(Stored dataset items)
□ □ □ □ □
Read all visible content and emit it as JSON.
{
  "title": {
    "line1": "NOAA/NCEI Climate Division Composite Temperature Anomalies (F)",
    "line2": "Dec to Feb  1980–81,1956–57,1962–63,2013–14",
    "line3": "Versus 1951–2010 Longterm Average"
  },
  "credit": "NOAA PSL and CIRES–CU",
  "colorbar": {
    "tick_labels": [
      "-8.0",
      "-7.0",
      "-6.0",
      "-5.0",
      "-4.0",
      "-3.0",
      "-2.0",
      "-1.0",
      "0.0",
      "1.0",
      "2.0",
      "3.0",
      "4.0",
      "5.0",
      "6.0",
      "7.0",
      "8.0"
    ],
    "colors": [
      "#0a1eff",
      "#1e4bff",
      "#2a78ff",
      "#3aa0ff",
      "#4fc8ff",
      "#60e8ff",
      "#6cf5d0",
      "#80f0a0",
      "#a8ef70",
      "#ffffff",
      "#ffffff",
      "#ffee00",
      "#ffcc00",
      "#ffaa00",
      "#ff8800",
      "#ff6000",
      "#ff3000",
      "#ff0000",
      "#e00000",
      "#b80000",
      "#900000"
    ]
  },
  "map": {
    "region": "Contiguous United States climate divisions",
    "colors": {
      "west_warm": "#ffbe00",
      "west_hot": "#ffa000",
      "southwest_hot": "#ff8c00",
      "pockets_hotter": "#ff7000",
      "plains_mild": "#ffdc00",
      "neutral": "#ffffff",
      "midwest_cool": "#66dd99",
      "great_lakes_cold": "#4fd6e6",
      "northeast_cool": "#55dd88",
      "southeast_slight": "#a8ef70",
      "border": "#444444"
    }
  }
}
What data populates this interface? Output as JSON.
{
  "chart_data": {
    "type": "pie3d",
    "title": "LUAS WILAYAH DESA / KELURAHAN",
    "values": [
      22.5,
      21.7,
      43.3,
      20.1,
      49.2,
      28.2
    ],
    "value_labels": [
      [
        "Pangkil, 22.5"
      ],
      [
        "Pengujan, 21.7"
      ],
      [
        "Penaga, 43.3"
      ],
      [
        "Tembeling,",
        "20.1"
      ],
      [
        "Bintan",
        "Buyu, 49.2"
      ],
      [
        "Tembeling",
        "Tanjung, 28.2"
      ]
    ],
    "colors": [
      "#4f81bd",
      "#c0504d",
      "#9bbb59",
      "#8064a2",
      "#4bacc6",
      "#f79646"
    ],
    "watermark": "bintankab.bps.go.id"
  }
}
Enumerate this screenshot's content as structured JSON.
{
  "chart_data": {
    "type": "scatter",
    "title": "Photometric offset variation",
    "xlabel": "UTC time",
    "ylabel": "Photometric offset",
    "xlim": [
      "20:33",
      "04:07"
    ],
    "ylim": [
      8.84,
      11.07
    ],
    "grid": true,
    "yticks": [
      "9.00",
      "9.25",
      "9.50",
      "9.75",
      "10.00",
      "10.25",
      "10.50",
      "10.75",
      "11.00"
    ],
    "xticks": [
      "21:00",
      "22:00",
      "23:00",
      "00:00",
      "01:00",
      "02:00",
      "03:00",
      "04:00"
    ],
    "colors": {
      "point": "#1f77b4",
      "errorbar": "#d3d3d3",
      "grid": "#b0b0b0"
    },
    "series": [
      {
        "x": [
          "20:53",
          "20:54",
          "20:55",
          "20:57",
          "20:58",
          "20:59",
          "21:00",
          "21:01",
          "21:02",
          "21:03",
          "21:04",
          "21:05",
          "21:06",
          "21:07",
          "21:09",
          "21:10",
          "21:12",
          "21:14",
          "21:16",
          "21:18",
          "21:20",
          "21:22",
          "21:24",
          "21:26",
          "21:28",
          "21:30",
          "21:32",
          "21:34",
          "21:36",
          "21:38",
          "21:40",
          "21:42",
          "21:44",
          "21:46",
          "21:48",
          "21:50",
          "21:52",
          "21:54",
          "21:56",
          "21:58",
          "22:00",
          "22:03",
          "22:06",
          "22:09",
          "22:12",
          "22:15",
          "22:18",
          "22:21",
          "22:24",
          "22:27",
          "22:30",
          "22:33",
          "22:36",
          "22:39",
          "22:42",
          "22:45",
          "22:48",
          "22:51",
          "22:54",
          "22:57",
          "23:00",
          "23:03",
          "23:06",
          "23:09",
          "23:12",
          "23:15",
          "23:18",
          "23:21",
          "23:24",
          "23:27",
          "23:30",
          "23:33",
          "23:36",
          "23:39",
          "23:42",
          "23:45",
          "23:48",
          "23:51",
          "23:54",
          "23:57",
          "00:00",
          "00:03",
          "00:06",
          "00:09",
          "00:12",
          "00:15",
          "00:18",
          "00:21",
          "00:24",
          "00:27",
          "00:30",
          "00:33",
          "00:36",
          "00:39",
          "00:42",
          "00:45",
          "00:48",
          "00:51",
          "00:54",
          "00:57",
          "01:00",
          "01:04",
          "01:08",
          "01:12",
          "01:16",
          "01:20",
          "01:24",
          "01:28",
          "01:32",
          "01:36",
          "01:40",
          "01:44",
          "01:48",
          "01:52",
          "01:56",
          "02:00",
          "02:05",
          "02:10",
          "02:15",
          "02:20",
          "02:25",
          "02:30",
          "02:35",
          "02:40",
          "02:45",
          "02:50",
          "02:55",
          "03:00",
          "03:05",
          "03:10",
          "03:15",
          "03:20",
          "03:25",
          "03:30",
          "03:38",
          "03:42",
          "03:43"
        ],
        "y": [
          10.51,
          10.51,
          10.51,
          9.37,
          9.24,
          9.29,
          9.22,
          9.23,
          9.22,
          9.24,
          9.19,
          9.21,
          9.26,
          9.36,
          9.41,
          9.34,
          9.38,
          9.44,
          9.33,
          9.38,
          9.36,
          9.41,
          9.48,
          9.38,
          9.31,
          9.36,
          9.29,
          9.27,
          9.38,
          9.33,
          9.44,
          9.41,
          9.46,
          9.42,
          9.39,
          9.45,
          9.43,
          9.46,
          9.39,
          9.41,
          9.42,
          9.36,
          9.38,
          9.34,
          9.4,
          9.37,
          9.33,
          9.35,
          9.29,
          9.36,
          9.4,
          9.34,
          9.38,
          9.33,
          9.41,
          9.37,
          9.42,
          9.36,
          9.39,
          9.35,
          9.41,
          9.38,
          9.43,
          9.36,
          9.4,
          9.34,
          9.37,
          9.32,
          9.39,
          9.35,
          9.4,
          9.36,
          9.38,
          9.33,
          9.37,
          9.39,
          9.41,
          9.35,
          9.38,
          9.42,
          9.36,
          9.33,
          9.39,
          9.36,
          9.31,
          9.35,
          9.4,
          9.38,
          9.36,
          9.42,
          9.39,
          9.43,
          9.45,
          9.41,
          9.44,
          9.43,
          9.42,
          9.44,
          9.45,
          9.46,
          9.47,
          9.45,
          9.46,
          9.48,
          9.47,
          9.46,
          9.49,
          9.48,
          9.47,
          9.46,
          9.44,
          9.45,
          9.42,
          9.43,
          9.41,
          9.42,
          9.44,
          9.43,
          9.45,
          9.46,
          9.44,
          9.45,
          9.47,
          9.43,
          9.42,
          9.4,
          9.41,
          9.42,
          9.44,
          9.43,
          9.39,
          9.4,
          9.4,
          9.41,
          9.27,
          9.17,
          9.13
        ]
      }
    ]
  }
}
□ □ □ □ □
What to produce:
Set down the listing above in full, please, exactly as it appears.

Response:
Read all visible content and emit it as JSON.
{
  "title": {
    "line1": "NOAA/NCEI Climate Division Composite Temperature Anomalies (F)",
    "line2": "Dec to Feb  1980–81,1956–57,1962–63,2013–14",
    "line3": "Versus 1951–2010 Longterm Average"
  },
  "credit": "NOAA PSL and CIRES–CU",
  "colorbar": {
    "tick_labels": [
      "-8.0",
      "-7.0",
      "-6.0",
      "-5.0",
      "-4.0",
      "-3.0",
      "-2.0",
      "-1.0",
      "0.0",
      "1.0",
      "2.0",
      "3.0",
      "4.0",
      "5.0",
      "6.0",
      "7.0",
      "8.0"
    ],
    "colors": [
      "#0a1eff",
      "#1e4bff",
      "#2a78ff",
      "#3aa0ff",
      "#4fc8ff",
      "#60e8ff",
      "#6cf5d0",
      "#80f0a0",
      "#a8ef70",
      "#ffffff",
      "#ffffff",
      "#ffee00",
      "#ffcc00",
      "#ffaa00",
      "#ff8800",
      "#ff6000",
      "#ff3000",
      "#ff0000",
      "#e00000",
      "#b80000",
      "#900000"
    ]
  },
  "map": {
    "region": "Contiguous United States climate divisions",
    "colors": {
      "west_warm": "#ffbe00",
      "west_hot": "#ffa000",
      "southwest_hot": "#ff8c00",
      "pockets_hotter": "#ff7000",
      "plains_mild": "#ffdc00",
      "neutral": "#ffffff",
      "midwest_cool": "#66dd99",
      "great_lakes_cold": "#4fd6e6",
      "northeast_cool": "#55dd88",
      "southeast_slight": "#a8ef70",
      "border": "#444444"
    }
  }
}
What data populates this interface? Output as JSON.
{
  "chart_data": {
    "type": "pie3d",
    "title": "LUAS WILAYAH DESA / KELURAHAN",
    "values": [
      22.5,
      21.7,
      43.3,
      20.1,
      49.2,
      28.2
    ],
    "value_labels": [
      [
        "Pangkil, 22.5"
      ],
      [
        "Pengujan, 21.7"
      ],
      [
        "Penaga, 43.3"
      ],
      [
        "Tembeling,",
        "20.1"
      ],
      [
        "Bintan",
        "Buyu, 49.2"
      ],
      [
        "Tembeling",
        "Tanjung, 28.2"
      ]
    ],
    "colors": [
      "#4f81bd",
      "#c0504d",
      "#9bbb59",
      "#8064a2",
      "#4bacc6",
      "#f79646"
    ],
    "watermark": "bintankab.bps.go.id"
  }
}
Enumerate this screenshot's content as structured JSON.
{
  "chart_data": {
    "type": "scatter",
    "title": "Photometric offset variation",
    "xlabel": "UTC time",
    "ylabel": "Photometric offset",
    "xlim": [
      "20:33",
      "04:07"
    ],
    "ylim": [
      8.84,
      11.07
    ],
    "grid": true,
    "yticks": [
      "9.00",
      "9.25",
      "9.50",
      "9.75",
      "10.00",
      "10.25",
      "10.50",
      "10.75",
      "11.00"
    ],
    "xticks": [
      "21:00",
      "22:00",
      "23:00",
      "00:00",
      "01:00",
      "02:00",
      "03:00",
      "04:00"
    ],
    "colors": {
      "point": "#1f77b4",
      "errorbar": "#d3d3d3",
      "grid": "#b0b0b0"
    },
    "series": [
      {
        "x": [
          "20:53",
          "20:54",
          "20:55",
          "20:57",
          "20:58",
          "20:59",
          "21:00",
          "21:01",
          "21:02",
          "21:03",
          "21:04",
          "21:05",
          "21:06",
          "21:07",
          "21:09",
          "21:10",
          "21:12",
          "21:14",
          "21:16",
          "21:18",
          "21:20",
          "21:22",
          "21:24",
          "21:26",
          "21:28",
          "21:30",
          "21:32",
          "21:34",
          "21:36",
          "21:38",
          "21:40",
          "21:42",
          "21:44",
          "21:46",
          "21:48",
          "21:50",
          "21:52",
          "21:54",
          "21:56",
          "21:58",
          "22:00",
          "22:03",
          "22:06",
          "22:09",
          "22:12",
          "22:15",
          "22:18",
          "22:21",
          "22:24",
          "22:27",
          "22:30",
          "22:33",
          "22:36",
          "22:39",
          "22:42",
          "22:45",
          "22:48",
          "22:51",
          "22:54",
          "22:57",
          "23:00",
          "23:03",
          "23:06",
          "23:09",
          "23:12",
          "23:15",
          "23:18",
          "23:21",
          "23:24",
          "23:27",
          "23:30",
          "23:33",
          "23:36",
          "23:39",
          "23:42",
          "23:45",
          "23:48",
          "23:51",
          "23:54",
          "23:57",
          "00:00",
          "00:03",
          "00:06",
          "00:09",
          "00:12",
          "00:15",
          "00:18",
          "00:21",
          "00:24",
          "00:27",
          "00:30",
          "00:33",
          "00:36",
          "00:39",
          "00:42",
          "00:45",
          "00:48",
          "00:51",
          "00:54",
          "00:57",
          "01:00",
          "01:04",
          "01:08",
          "01:12",
          "01:16",
          "01:20",
          "01:24",
          "01:28",
          "01:32",
          "01:36",
          "01:40",
          "01:44",
          "01:48",
          "01:52",
          "01:56",
          "02:00",
          "02:05",
          "02:10",
          "02:15",
          "02:20",
          "02:25",
          "02:30",
          "02:35",
          "02:40",
          "02:45",
          "02:50",
          "02:55",
          "03:00",
          "03:05",
          "03:10",
          "03:15",
          "03:20",
          "03:25",
          "03:30",
          "03:38",
          "03:42",
          "03:43"
        ],
        "y": [
          10.51,
          10.51,
          10.51,
          9.37,
          9.24,
          9.29,
          9.22,
          9.23,
          9.22,
          9.24,
          9.19,
          9.21,
          9.26,
          9.36,
          9.41,
          9.34,
          9.38,
          9.44,
          9.33,
          9.38,
          9.36,
          9.41,
          9.48,
          9.38,
          9.31,
          9.36,
          9.29,
          9.27,
          9.38,
          9.33,
          9.44,
          9.41,
          9.46,
          9.42,
          9.39,
          9.45,
          9.43,
          9.46,
          9.39,
          9.41,
          9.42,
          9.36,
          9.38,
          9.34,
          9.4,
          9.37,
          9.33,
          9.35,
          9.29,
          9.36,
          9.4,
          9.34,
          9.38,
          9.33,
          9.41,
          9.37,
          9.42,
          9.36,
          9.39,
          9.35,
          9.41,
          9.38,
          9.43,
          9.36,
          9.4,
          9.34,
          9.37,
          9.32,
          9.39,
          9.35,
          9.4,
          9.36,
          9.38,
          9.33,
          9.37,
          9.39,
          9.41,
          9.35,
          9.38,
          9.42,
          9.36,
          9.33,
          9.39,
          9.36,
          9.31,
          9.35,
          9.4,
          9.38,
          9.36,
          9.42,
          9.39,
          9.43,
          9.45,
          9.41,
          9.44,
          9.43,
          9.42,
          9.44,
          9.45,
          9.46,
          9.47,
          9.45,
          9.46,
          9.48,
          9.47,
          9.46,
          9.49,
          9.48,
          9.47,
          9.46,
          9.44,
          9.45,
          9.42,
          9.43,
          9.41,
          9.42,
          9.44,
          9.43,
          9.45,
          9.46,
          9.44,
          9.45,
          9.47,
          9.43,
          9.42,
          9.4,
          9.41,
          9.42,
          9.44,
          9.43,
          9.39,
          9.4,
          9.4,
          9.41,
          9.27,
          9.17,
          9.13
        ]
      }
    ]
  }
}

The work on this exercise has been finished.